▶ [Provided records]

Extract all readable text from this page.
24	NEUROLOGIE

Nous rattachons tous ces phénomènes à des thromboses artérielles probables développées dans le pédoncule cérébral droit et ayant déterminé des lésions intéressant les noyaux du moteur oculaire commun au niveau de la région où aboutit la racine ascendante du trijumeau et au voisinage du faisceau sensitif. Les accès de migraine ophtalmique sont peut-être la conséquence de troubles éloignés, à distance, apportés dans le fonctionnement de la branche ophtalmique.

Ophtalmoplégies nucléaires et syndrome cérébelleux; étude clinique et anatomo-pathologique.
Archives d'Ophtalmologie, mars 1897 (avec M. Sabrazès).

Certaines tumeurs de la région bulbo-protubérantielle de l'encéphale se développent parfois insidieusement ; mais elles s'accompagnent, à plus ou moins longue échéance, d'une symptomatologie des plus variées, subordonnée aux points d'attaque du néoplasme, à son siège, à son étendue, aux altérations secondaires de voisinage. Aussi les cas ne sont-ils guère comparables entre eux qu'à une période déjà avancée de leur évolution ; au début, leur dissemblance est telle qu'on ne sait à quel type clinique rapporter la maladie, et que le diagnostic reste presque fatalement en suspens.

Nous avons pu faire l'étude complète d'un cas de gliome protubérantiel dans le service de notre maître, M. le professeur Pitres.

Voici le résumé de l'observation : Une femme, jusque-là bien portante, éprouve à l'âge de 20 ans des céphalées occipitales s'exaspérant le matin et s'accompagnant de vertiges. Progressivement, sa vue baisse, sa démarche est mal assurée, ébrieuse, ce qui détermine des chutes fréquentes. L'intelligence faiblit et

▶ [Problem statement] Write out each line of the data above again, exactly as given.

▶ [Written solution]
Extract all readable text from this page.
24	NEUROLOGIE

Nous rattachons tous ces phénomènes à des thromboses artérielles probables développées dans le pédoncule cérébral droit et ayant déterminé des lésions intéressant les noyaux du moteur oculaire commun au niveau de la région où aboutit la racine ascendante du trijumeau et au voisinage du faisceau sensitif. Les accès de migraine ophtalmique sont peut-être la conséquence de troubles éloignés, à distance, apportés dans le fonctionnement de la branche ophtalmique.

Ophtalmoplégies nucléaires et syndrome cérébelleux; étude clinique et anatomo-pathologique.
Archives d'Ophtalmologie, mars 1897 (avec M. Sabrazès).

Certaines tumeurs de la région bulbo-protubérantielle de l'encéphale se développent parfois insidieusement ; mais elles s'accompagnent, à plus ou moins longue échéance, d'une symptomatologie des plus variées, subordonnée aux points d'attaque du néoplasme, à son siège, à son étendue, aux altérations secondaires de voisinage. Aussi les cas ne sont-ils guère comparables entre eux qu'à une période déjà avancée de leur évolution ; au début, leur dissemblance est telle qu'on ne sait à quel type clinique rapporter la maladie, et que le diagnostic reste presque fatalement en suspens.

Nous avons pu faire l'étude complète d'un cas de gliome protubérantiel dans le service de notre maître, M. le professeur Pitres.

Voici le résumé de l'observation : Une femme, jusque-là bien portante, éprouve à l'âge de 20 ans des céphalées occipitales s'exaspérant le matin et s'accompagnant de vertiges. Progressivement, sa vue baisse, sa démarche est mal assurée, ébrieuse, ce qui détermine des chutes fréquentes. L'intelligence faiblit et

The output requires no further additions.